[Records excerpted from a collection]
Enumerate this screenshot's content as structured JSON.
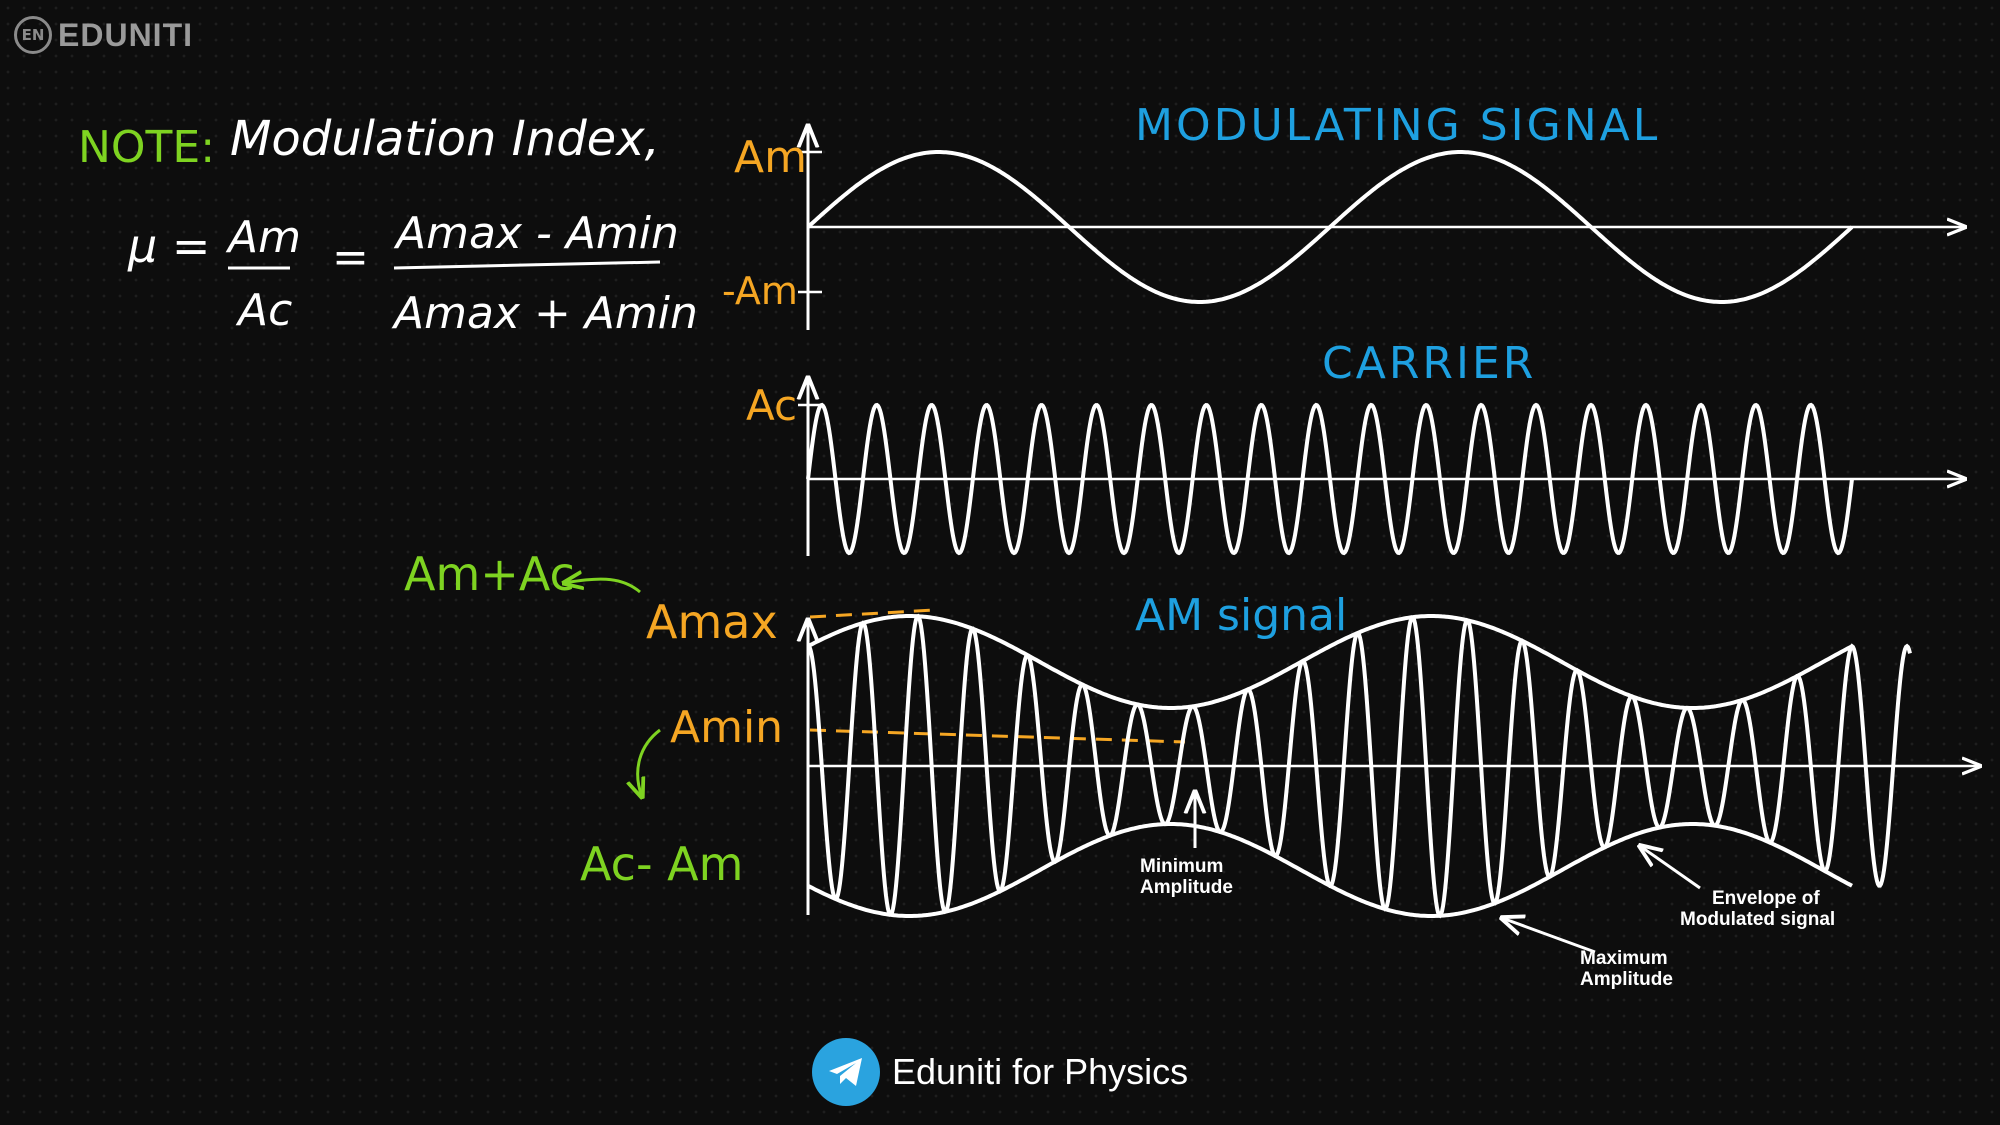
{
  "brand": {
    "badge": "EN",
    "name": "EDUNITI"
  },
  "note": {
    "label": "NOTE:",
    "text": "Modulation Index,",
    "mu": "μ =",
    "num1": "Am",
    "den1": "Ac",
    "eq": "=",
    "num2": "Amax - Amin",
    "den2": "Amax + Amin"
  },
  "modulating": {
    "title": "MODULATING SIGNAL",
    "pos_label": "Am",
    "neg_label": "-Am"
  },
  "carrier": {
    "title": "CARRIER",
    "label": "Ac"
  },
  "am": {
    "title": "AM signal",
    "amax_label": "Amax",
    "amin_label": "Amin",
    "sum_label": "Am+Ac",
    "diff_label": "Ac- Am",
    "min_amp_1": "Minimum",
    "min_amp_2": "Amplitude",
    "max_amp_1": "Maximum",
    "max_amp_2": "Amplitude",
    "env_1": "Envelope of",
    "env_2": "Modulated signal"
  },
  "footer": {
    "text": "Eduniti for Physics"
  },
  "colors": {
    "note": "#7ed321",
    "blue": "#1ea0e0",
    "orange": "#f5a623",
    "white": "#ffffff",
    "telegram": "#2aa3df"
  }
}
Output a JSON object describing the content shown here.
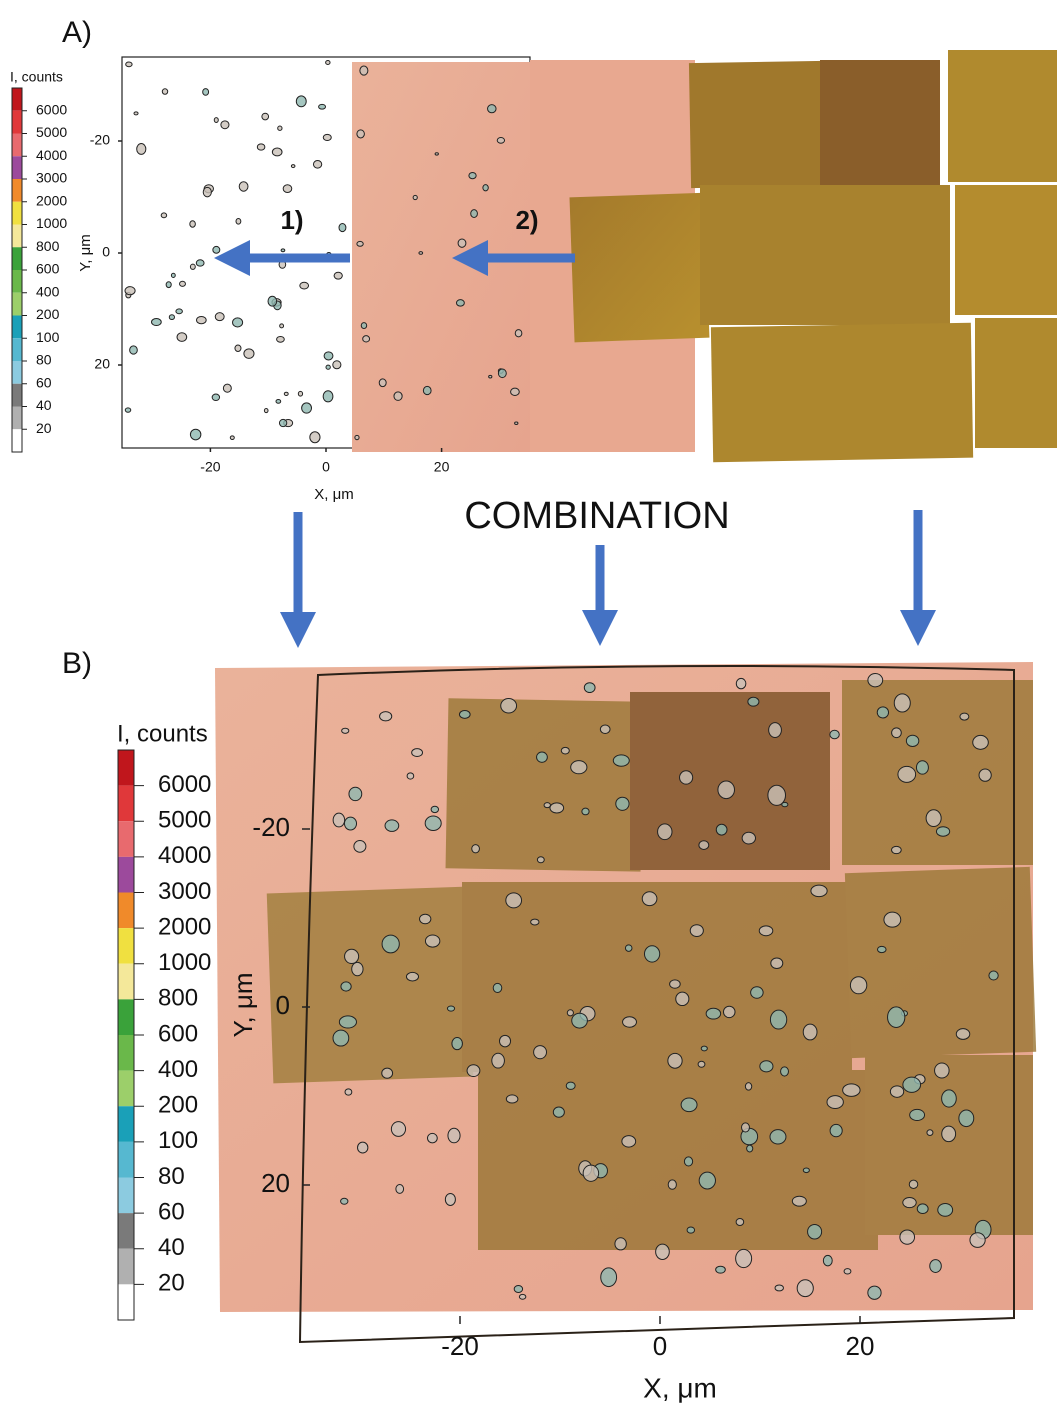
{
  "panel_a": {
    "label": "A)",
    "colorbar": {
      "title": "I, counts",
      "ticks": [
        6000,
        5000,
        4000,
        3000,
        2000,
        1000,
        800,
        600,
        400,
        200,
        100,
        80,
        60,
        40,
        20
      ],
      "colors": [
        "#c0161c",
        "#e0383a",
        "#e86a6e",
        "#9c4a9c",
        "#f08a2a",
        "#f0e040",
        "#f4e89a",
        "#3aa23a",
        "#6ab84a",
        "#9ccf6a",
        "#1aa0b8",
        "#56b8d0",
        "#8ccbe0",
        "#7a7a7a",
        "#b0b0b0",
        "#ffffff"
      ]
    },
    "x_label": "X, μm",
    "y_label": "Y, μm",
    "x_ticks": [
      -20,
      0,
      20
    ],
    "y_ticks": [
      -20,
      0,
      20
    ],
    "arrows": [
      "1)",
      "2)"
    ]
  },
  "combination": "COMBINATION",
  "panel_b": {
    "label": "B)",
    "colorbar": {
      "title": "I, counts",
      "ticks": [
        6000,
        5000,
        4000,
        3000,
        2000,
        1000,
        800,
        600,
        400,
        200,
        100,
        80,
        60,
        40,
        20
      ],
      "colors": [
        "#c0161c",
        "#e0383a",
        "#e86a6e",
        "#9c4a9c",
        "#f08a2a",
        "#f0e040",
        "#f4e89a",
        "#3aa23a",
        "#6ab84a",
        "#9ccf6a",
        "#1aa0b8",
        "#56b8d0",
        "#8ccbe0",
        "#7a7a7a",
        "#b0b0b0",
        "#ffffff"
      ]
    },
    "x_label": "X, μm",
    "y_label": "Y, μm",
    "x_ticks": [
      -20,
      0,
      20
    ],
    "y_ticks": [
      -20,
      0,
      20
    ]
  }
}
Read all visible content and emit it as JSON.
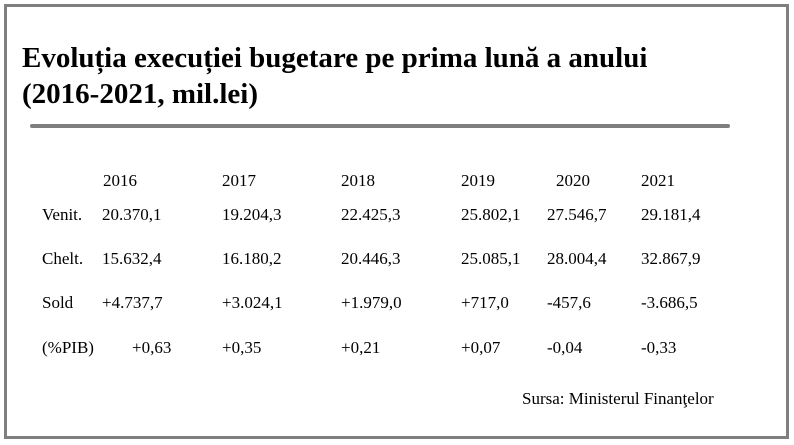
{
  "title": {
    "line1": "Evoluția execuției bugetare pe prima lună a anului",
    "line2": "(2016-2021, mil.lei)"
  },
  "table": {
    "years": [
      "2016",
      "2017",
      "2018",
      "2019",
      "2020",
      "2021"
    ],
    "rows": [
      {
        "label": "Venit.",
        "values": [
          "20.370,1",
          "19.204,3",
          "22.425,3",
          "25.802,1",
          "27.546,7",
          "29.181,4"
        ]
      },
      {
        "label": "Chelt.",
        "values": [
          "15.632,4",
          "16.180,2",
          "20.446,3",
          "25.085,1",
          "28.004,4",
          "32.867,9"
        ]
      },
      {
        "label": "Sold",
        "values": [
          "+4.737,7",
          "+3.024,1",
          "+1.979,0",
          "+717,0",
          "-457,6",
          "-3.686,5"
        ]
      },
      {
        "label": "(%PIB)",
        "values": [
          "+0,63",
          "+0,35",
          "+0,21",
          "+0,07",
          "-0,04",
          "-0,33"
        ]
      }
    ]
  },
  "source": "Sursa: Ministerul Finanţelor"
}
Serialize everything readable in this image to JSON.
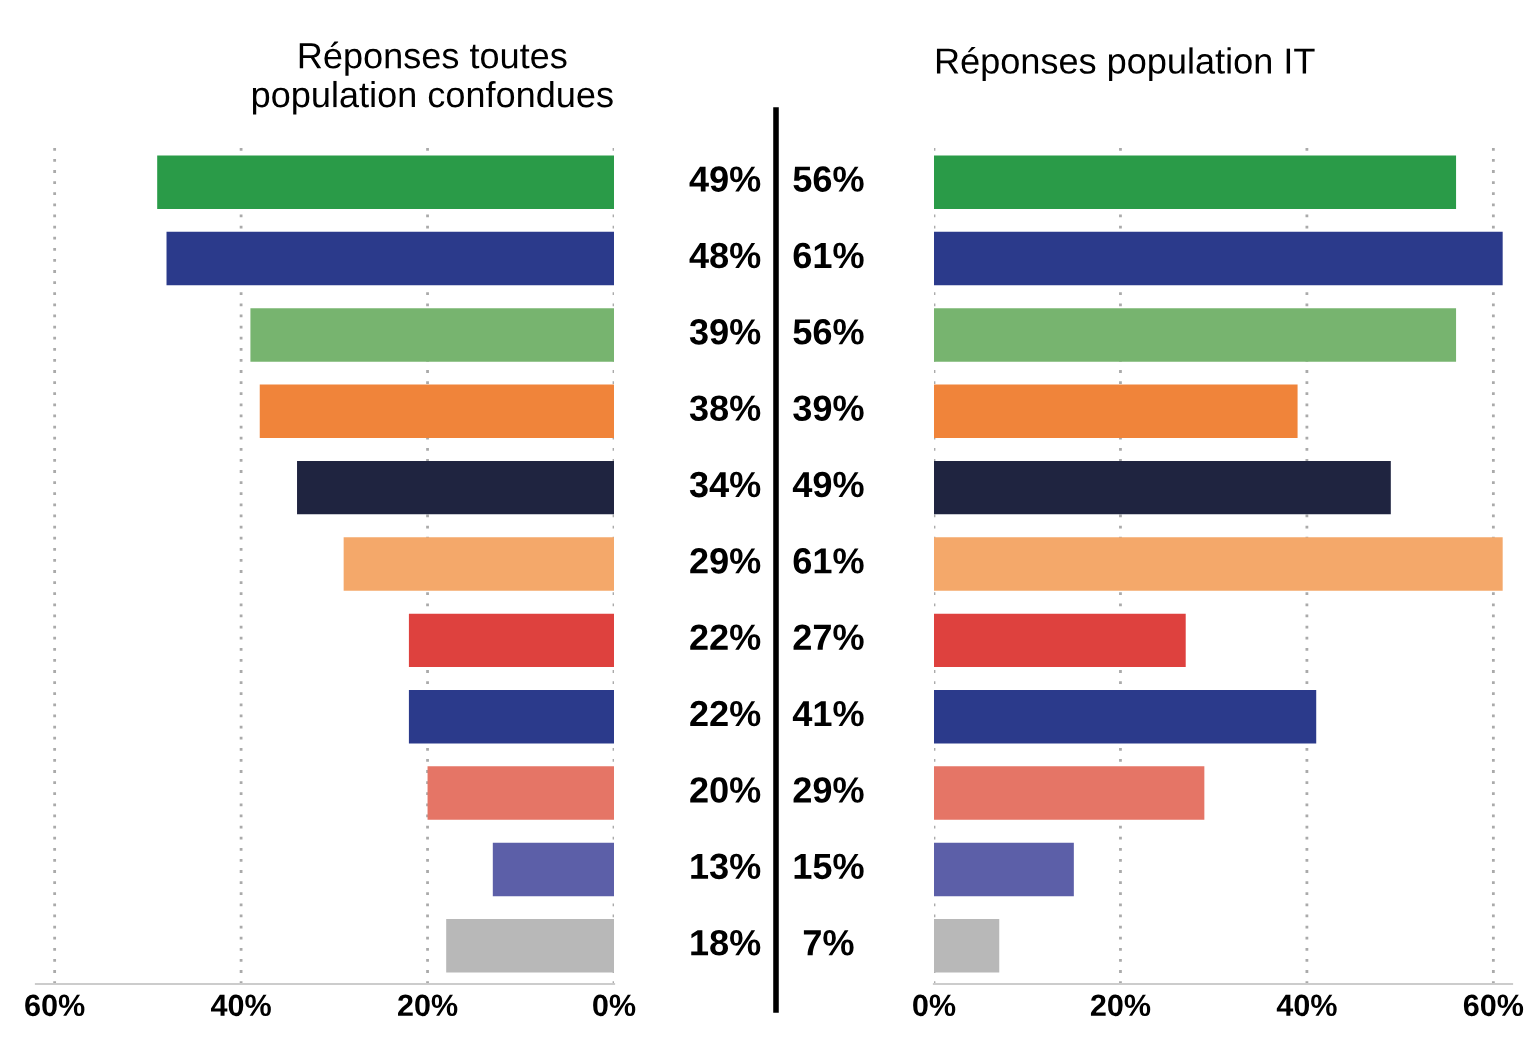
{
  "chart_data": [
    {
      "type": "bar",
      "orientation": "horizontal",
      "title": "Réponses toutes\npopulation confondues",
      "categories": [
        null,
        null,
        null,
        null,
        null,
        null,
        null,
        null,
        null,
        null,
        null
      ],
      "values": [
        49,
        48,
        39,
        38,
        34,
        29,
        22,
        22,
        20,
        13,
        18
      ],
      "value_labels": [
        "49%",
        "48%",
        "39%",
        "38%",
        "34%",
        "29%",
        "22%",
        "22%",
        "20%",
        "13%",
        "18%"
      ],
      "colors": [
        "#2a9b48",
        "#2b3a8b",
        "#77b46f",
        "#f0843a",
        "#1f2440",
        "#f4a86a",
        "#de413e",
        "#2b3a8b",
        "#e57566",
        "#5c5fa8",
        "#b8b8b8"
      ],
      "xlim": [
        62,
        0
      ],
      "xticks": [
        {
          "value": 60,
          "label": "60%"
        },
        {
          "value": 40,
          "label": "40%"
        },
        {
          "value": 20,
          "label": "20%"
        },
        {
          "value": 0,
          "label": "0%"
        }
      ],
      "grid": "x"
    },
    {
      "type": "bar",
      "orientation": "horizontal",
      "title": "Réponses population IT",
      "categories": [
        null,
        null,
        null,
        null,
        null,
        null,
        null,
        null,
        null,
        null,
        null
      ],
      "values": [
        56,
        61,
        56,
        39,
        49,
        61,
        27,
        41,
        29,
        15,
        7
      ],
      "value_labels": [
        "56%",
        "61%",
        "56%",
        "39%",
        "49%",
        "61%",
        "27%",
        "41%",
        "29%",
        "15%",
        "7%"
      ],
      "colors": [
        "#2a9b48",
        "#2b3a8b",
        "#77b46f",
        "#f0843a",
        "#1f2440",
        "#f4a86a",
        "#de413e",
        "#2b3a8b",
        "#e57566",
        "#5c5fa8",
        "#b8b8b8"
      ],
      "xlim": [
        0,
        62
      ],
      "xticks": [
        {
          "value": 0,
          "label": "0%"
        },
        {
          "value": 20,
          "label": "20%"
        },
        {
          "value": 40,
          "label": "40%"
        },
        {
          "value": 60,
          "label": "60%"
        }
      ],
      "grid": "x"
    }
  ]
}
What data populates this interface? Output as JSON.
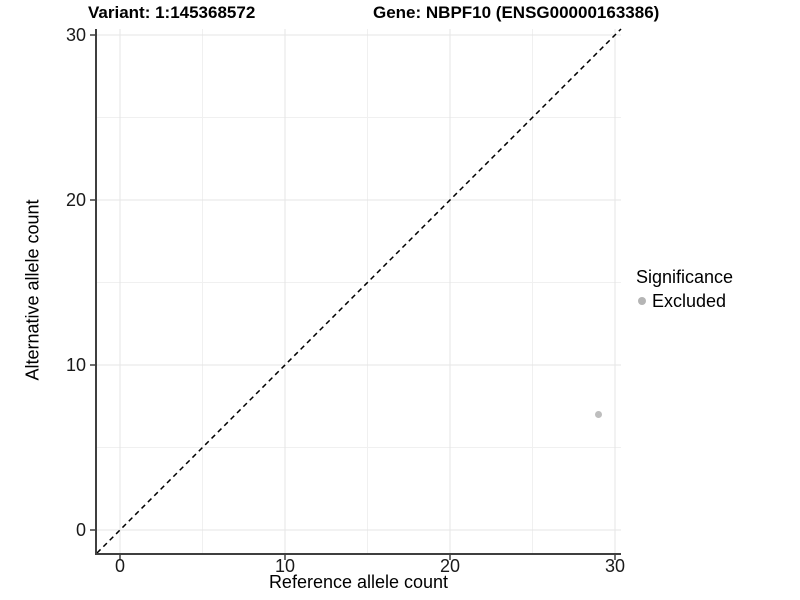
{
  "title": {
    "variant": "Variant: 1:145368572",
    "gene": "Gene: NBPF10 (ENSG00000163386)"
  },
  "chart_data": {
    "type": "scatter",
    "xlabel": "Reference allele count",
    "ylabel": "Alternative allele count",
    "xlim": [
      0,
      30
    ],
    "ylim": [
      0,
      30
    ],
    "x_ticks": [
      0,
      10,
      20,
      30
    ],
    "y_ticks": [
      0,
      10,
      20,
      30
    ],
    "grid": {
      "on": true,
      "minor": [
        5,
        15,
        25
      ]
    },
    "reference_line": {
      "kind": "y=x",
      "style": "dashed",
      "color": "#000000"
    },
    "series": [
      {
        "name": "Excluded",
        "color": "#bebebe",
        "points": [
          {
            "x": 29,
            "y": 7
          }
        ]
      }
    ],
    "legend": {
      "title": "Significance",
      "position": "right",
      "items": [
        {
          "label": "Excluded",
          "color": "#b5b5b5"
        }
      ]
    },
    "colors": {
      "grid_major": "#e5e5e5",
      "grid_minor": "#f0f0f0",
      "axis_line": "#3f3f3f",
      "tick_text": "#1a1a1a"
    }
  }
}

_Task to carry out_.
For each line in the data above that contains the string "this", extract the line.

_Output of the exercise_.
Enumerate this screenshot's content as structured JSON.
Serialize everything readable in this image to JSON.
What data populates this interface? Output as JSON.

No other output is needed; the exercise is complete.